• **Set problem**: Copy each line in which the string "icon" occurs.

[START OF Items]

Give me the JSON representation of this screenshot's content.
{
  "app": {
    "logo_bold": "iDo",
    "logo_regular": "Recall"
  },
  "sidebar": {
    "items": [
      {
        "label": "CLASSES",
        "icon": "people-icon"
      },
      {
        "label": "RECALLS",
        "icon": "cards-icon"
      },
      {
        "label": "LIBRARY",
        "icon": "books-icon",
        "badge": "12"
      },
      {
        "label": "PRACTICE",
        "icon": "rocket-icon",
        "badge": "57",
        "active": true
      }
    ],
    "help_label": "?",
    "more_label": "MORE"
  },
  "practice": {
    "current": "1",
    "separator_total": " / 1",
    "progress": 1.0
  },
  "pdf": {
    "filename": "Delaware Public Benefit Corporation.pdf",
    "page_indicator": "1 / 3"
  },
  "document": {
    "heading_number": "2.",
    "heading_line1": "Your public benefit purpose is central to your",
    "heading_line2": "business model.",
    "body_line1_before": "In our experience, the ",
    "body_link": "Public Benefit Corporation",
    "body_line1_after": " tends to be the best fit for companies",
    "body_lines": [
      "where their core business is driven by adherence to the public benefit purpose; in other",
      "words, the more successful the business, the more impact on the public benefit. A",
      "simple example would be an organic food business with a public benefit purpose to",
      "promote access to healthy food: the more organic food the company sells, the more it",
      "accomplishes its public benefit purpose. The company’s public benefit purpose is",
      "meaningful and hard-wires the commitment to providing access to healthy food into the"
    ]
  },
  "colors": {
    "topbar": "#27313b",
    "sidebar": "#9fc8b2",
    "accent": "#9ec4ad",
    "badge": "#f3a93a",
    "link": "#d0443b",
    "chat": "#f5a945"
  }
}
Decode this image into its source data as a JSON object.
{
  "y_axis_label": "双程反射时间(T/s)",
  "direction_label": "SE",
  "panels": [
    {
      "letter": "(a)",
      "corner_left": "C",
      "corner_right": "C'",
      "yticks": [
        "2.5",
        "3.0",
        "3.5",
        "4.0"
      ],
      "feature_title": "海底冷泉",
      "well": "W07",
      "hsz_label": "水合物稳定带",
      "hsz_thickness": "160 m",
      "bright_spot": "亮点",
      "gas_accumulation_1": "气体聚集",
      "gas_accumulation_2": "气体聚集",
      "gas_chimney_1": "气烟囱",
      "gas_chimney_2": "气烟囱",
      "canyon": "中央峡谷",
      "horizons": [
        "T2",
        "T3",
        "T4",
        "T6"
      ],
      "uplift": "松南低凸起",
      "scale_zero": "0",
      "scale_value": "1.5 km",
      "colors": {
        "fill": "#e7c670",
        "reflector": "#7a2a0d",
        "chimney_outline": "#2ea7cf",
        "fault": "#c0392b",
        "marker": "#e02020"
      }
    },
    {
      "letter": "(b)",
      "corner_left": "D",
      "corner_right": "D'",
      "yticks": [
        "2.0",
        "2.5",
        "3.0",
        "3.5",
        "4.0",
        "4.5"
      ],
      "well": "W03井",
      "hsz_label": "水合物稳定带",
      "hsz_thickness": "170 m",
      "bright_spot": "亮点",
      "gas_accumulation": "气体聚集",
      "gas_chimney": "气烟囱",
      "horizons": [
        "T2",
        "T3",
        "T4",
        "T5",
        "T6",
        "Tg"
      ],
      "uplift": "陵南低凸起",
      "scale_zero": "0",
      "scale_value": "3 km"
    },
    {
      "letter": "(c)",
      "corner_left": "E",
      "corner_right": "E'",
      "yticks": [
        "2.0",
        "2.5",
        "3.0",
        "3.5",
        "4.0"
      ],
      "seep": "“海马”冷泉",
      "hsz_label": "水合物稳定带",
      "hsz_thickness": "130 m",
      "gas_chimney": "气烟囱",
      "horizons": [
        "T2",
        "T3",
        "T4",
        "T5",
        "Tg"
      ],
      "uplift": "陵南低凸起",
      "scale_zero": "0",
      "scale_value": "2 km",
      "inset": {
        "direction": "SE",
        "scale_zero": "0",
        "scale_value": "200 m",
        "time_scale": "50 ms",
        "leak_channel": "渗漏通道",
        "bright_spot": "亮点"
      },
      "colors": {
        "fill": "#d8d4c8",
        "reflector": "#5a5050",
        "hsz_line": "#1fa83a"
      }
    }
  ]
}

[END OF Items]

• **Worked solution**:
        "icon": "people-icon"
        "icon": "cards-icon"
        "icon": "books-icon",
        "icon": "rocket-icon",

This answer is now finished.